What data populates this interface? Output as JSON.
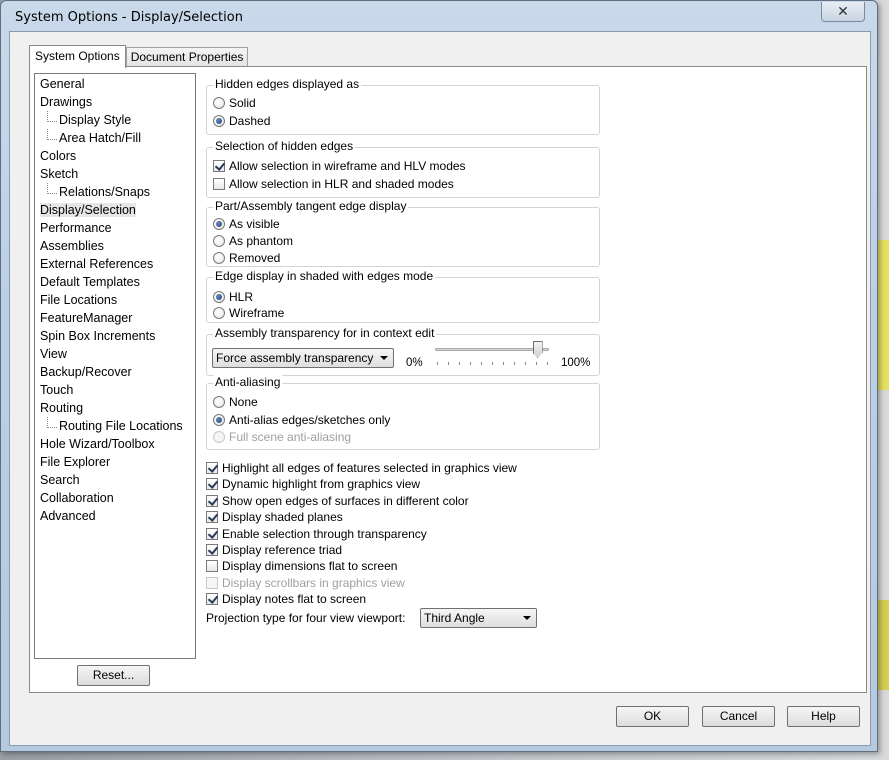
{
  "window": {
    "title": "System Options - Display/Selection",
    "close": "✕"
  },
  "tabs": [
    "System Options",
    "Document Properties"
  ],
  "nav": [
    {
      "label": "General",
      "child": false
    },
    {
      "label": "Drawings",
      "child": false
    },
    {
      "label": "Display Style",
      "child": true
    },
    {
      "label": "Area Hatch/Fill",
      "child": true
    },
    {
      "label": "Colors",
      "child": false
    },
    {
      "label": "Sketch",
      "child": false
    },
    {
      "label": "Relations/Snaps",
      "child": true
    },
    {
      "label": "Display/Selection",
      "child": false,
      "selected": true
    },
    {
      "label": "Performance",
      "child": false
    },
    {
      "label": "Assemblies",
      "child": false
    },
    {
      "label": "External References",
      "child": false
    },
    {
      "label": "Default Templates",
      "child": false
    },
    {
      "label": "File Locations",
      "child": false
    },
    {
      "label": "FeatureManager",
      "child": false
    },
    {
      "label": "Spin Box Increments",
      "child": false
    },
    {
      "label": "View",
      "child": false
    },
    {
      "label": "Backup/Recover",
      "child": false
    },
    {
      "label": "Touch",
      "child": false
    },
    {
      "label": "Routing",
      "child": false
    },
    {
      "label": "Routing File Locations",
      "child": true
    },
    {
      "label": "Hole Wizard/Toolbox",
      "child": false
    },
    {
      "label": "File Explorer",
      "child": false
    },
    {
      "label": "Search",
      "child": false
    },
    {
      "label": "Collaboration",
      "child": false
    },
    {
      "label": "Advanced",
      "child": false
    }
  ],
  "reset_label": "Reset...",
  "hidden_edges": {
    "title": "Hidden edges displayed as",
    "options": [
      {
        "label": "Solid",
        "on": false
      },
      {
        "label": "Dashed",
        "on": true
      }
    ]
  },
  "selection_hidden": {
    "title": "Selection of hidden edges",
    "options": [
      {
        "label": "Allow selection in wireframe and HLV modes",
        "on": true
      },
      {
        "label": "Allow selection in HLR and shaded modes",
        "on": false
      }
    ]
  },
  "tangent": {
    "title": "Part/Assembly tangent edge display",
    "options": [
      {
        "label": "As visible",
        "on": true
      },
      {
        "label": "As phantom",
        "on": false
      },
      {
        "label": "Removed",
        "on": false
      }
    ]
  },
  "edge_shaded": {
    "title": "Edge display in shaded with edges mode",
    "options": [
      {
        "label": "HLR",
        "on": true
      },
      {
        "label": "Wireframe",
        "on": false
      }
    ]
  },
  "transparency": {
    "title": "Assembly transparency for in context edit",
    "combo": "Force assembly transparency",
    "min": "0%",
    "max": "100%",
    "level": 0.9
  },
  "antialias": {
    "title": "Anti-aliasing",
    "options": [
      {
        "label": "None",
        "on": false,
        "disabled": false
      },
      {
        "label": "Anti-alias edges/sketches only",
        "on": true,
        "disabled": false
      },
      {
        "label": "Full scene anti-aliasing",
        "on": false,
        "disabled": true
      }
    ]
  },
  "checks": [
    {
      "label": "Highlight all edges of features selected in graphics view",
      "on": true,
      "disabled": false
    },
    {
      "label": "Dynamic highlight from graphics view",
      "on": true,
      "disabled": false
    },
    {
      "label": "Show open edges of surfaces in different color",
      "on": true,
      "disabled": false
    },
    {
      "label": "Display shaded planes",
      "on": true,
      "disabled": false
    },
    {
      "label": "Enable selection through transparency",
      "on": true,
      "disabled": false
    },
    {
      "label": "Display reference triad",
      "on": true,
      "disabled": false
    },
    {
      "label": "Display dimensions flat to screen",
      "on": false,
      "disabled": false
    },
    {
      "label": "Display scrollbars in graphics view",
      "on": false,
      "disabled": true
    },
    {
      "label": "Display notes flat to screen",
      "on": true,
      "disabled": false
    }
  ],
  "projection": {
    "label": "Projection type for four view viewport:",
    "value": "Third Angle"
  },
  "buttons": {
    "ok": "OK",
    "cancel": "Cancel",
    "help": "Help"
  }
}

REQUIRED TASK: Return every line of the preceding records in which the word "tangent" appears.

REPLY TO THE TASK:
  "tangent": {
    "title": "Part/Assembly tangent edge display",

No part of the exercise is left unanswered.